Exercise:
Each line below should be reproduced without any alteration.

Rows from a dataset:
:::

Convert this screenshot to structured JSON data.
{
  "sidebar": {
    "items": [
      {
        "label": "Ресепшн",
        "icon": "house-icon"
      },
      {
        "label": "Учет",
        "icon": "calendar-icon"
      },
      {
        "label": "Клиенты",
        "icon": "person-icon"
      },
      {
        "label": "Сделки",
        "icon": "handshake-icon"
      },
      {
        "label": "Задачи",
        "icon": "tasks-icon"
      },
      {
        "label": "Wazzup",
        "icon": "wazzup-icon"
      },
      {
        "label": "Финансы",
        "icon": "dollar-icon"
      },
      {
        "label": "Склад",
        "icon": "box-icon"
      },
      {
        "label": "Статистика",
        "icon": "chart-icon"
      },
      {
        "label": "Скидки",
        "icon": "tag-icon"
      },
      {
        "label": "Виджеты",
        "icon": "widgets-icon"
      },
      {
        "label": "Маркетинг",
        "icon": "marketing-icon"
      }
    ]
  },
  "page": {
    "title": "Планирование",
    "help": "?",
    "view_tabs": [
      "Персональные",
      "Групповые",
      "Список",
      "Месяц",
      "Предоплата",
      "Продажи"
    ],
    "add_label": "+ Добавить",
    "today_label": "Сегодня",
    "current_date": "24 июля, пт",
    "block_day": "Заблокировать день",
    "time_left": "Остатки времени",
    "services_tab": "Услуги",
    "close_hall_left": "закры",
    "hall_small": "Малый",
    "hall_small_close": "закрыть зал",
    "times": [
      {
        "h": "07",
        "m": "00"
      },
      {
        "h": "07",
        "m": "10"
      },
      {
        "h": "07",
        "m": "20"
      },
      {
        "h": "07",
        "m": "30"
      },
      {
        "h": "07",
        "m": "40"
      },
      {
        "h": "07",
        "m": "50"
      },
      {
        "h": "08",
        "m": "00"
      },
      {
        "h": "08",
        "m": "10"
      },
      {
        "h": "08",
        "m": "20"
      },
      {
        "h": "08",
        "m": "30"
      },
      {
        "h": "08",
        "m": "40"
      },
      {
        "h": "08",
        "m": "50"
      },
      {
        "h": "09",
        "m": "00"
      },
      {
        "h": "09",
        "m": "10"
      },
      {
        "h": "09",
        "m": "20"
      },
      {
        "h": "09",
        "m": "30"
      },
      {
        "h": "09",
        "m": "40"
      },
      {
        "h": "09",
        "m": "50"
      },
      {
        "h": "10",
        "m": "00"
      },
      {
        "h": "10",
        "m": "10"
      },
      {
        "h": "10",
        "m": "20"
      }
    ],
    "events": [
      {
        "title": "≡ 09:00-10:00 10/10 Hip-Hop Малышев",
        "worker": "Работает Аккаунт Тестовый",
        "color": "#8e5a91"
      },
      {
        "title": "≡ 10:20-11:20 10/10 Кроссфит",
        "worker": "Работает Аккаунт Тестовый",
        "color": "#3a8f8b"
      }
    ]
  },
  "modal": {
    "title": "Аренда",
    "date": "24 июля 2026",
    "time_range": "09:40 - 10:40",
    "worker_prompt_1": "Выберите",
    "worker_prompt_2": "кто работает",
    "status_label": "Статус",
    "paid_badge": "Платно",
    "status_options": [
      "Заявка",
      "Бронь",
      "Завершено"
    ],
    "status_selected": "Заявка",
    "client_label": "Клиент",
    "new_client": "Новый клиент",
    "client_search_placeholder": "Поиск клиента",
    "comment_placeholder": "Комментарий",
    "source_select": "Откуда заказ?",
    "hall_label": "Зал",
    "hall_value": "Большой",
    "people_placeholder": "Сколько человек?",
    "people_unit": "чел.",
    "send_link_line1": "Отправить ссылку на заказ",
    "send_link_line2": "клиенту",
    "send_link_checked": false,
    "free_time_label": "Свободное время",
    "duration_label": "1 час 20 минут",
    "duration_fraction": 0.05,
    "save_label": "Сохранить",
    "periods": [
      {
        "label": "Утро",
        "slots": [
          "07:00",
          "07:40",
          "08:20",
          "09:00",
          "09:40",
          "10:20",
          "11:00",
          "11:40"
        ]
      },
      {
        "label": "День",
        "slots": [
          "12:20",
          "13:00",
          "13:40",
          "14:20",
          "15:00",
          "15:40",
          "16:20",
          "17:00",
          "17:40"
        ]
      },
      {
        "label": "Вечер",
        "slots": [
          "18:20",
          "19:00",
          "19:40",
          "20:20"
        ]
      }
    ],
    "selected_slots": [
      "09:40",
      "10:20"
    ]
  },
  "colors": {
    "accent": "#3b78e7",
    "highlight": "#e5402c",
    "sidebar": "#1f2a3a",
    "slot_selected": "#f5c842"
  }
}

:::

Answer to this problem:
Convert this screenshot to structured JSON data.
{
  "sidebar": {
    "items": [
      {
        "label": "Ресепшн",
        "icon": "house-icon"
      },
      {
        "label": "Учет",
        "icon": "calendar-icon"
      },
      {
        "label": "Клиенты",
        "icon": "person-icon"
      },
      {
        "label": "Сделки",
        "icon": "handshake-icon"
      },
      {
        "label": "Задачи",
        "icon": "tasks-icon"
      },
      {
        "label": "Wazzup",
        "icon": "wazzup-icon"
      },
      {
        "label": "Финансы",
        "icon": "dollar-icon"
      },
      {
        "label": "Склад",
        "icon": "box-icon"
      },
      {
        "label": "Статистика",
        "icon": "chart-icon"
      },
      {
        "label": "Скидки",
        "icon": "tag-icon"
      },
      {
        "label": "Виджеты",
        "icon": "widgets-icon"
      },
      {
        "label": "Маркетинг",
        "icon": "marketing-icon"
      }
    ]
  },
  "page": {
    "title": "Планирование",
    "help": "?",
    "view_tabs": [
      "Персональные",
      "Групповые",
      "Список",
      "Месяц",
      "Предоплата",
      "Продажи"
    ],
    "add_label": "+ Добавить",
    "today_label": "Сегодня",
    "current_date": "24 июля, пт",
    "block_day": "Заблокировать день",
    "time_left": "Остатки времени",
    "services_tab": "Услуги",
    "close_hall_left": "закры",
    "hall_small": "Малый",
    "hall_small_close": "закрыть зал",
    "times": [
      {
        "h": "07",
        "m": "00"
      },
      {
        "h": "07",
        "m": "10"
      },
      {
        "h": "07",
        "m": "20"
      },
      {
        "h": "07",
        "m": "30"
      },
      {
        "h": "07",
        "m": "40"
      },
      {
        "h": "07",
        "m": "50"
      },
      {
        "h": "08",
        "m": "00"
      },
      {
        "h": "08",
        "m": "10"
      },
      {
        "h": "08",
        "m": "20"
      },
      {
        "h": "08",
        "m": "30"
      },
      {
        "h": "08",
        "m": "40"
      },
      {
        "h": "08",
        "m": "50"
      },
      {
        "h": "09",
        "m": "00"
      },
      {
        "h": "09",
        "m": "10"
      },
      {
        "h": "09",
        "m": "20"
      },
      {
        "h": "09",
        "m": "30"
      },
      {
        "h": "09",
        "m": "40"
      },
      {
        "h": "09",
        "m": "50"
      },
      {
        "h": "10",
        "m": "00"
      },
      {
        "h": "10",
        "m": "10"
      },
      {
        "h": "10",
        "m": "20"
      }
    ],
    "events": [
      {
        "title": "≡ 09:00-10:00 10/10 Hip-Hop Малышев",
        "worker": "Работает Аккаунт Тестовый",
        "color": "#8e5a91"
      },
      {
        "title": "≡ 10:20-11:20 10/10 Кроссфит",
        "worker": "Работает Аккаунт Тестовый",
        "color": "#3a8f8b"
      }
    ]
  },
  "modal": {
    "title": "Аренда",
    "date": "24 июля 2026",
    "time_range": "09:40 - 10:40",
    "worker_prompt_1": "Выберите",
    "worker_prompt_2": "кто работает",
    "status_label": "Статус",
    "paid_badge": "Платно",
    "status_options": [
      "Заявка",
      "Бронь",
      "Завершено"
    ],
    "status_selected": "Заявка",
    "client_label": "Клиент",
    "new_client": "Новый клиент",
    "client_search_placeholder": "Поиск клиента",
    "comment_placeholder": "Комментарий",
    "source_select": "Откуда заказ?",
    "hall_label": "Зал",
    "hall_value": "Большой",
    "people_placeholder": "Сколько человек?",
    "people_unit": "чел.",
    "send_link_line1": "Отправить ссылку на заказ",
    "send_link_line2": "клиенту",
    "send_link_checked": false,
    "free_time_label": "Свободное время",
    "duration_label": "1 час 20 минут",
    "duration_fraction": 0.05,
    "save_label": "Сохранить",
    "periods": [
      {
        "label": "Утро",
        "slots": [
          "07:00",
          "07:40",
          "08:20",
          "09:00",
          "09:40",
          "10:20",
          "11:00",
          "11:40"
        ]
      },
      {
        "label": "День",
        "slots": [
          "12:20",
          "13:00",
          "13:40",
          "14:20",
          "15:00",
          "15:40",
          "16:20",
          "17:00",
          "17:40"
        ]
      },
      {
        "label": "Вечер",
        "slots": [
          "18:20",
          "19:00",
          "19:40",
          "20:20"
        ]
      }
    ],
    "selected_slots": [
      "09:40",
      "10:20"
    ]
  },
  "colors": {
    "accent": "#3b78e7",
    "highlight": "#e5402c",
    "sidebar": "#1f2a3a",
    "slot_selected": "#f5c842"
  }
}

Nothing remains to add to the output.